### Extracted data

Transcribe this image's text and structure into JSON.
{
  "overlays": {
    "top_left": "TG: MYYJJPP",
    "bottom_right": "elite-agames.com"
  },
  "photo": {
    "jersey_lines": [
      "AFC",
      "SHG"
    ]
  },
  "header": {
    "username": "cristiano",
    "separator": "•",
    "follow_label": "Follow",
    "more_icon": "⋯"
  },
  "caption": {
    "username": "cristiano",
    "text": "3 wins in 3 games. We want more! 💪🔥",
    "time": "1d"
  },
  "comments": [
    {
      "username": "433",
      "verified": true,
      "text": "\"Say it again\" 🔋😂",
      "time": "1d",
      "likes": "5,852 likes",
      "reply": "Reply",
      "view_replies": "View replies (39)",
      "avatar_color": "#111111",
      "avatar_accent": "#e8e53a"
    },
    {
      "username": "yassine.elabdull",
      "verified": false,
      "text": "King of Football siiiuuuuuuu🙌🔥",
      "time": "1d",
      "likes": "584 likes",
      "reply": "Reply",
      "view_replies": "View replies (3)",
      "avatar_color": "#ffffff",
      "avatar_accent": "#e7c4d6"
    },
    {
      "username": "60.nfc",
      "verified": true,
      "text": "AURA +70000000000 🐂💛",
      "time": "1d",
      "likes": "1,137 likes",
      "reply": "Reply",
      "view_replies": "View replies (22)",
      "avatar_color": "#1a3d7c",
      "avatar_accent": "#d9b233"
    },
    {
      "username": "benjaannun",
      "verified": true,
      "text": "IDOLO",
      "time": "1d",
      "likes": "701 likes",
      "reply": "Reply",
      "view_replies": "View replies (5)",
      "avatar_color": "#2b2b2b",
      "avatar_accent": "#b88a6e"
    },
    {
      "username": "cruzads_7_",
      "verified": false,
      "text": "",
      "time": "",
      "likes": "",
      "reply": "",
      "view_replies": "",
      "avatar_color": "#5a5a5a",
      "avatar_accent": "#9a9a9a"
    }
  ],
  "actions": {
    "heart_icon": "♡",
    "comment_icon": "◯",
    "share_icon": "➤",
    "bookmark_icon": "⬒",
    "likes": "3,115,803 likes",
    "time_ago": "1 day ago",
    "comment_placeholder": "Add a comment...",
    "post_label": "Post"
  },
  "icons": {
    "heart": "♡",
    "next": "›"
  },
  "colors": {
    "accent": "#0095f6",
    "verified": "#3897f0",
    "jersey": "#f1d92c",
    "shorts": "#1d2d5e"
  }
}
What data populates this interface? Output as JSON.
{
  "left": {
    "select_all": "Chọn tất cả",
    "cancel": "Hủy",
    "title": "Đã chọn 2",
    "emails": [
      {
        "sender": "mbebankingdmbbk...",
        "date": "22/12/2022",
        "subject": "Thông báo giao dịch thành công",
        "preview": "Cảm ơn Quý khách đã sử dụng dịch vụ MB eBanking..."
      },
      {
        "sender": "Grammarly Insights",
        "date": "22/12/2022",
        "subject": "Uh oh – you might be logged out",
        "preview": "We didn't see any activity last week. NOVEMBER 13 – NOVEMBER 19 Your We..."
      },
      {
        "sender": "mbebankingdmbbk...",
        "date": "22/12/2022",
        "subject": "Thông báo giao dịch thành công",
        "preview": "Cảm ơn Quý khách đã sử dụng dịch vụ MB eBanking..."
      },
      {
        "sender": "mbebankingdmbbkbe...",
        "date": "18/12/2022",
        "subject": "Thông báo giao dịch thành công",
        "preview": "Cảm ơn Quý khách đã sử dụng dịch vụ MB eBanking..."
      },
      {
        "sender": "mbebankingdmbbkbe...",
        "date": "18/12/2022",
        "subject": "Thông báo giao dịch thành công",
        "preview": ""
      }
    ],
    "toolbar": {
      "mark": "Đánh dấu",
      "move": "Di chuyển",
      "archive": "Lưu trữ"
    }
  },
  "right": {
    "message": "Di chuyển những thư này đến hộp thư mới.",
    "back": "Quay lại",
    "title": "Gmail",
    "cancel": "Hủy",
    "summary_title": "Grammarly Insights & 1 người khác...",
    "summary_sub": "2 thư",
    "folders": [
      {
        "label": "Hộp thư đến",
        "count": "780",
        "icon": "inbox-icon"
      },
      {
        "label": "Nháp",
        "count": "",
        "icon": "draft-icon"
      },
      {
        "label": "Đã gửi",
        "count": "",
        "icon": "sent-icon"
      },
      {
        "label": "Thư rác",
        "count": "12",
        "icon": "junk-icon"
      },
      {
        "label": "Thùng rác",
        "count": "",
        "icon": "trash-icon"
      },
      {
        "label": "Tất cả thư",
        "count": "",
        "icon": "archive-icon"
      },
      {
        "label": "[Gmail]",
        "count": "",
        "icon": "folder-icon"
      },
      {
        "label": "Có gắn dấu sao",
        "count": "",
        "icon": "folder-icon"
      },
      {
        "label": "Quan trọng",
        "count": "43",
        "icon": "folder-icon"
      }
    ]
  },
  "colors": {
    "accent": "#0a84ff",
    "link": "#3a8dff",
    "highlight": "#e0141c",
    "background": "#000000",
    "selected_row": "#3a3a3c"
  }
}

### Task to carry out
Filter the data for the string "Insights" and copy every line that has it.

### Response to the task
        "sender": "Grammarly Insights",
    "summary_title": "Grammarly Insights & 1 người khác...",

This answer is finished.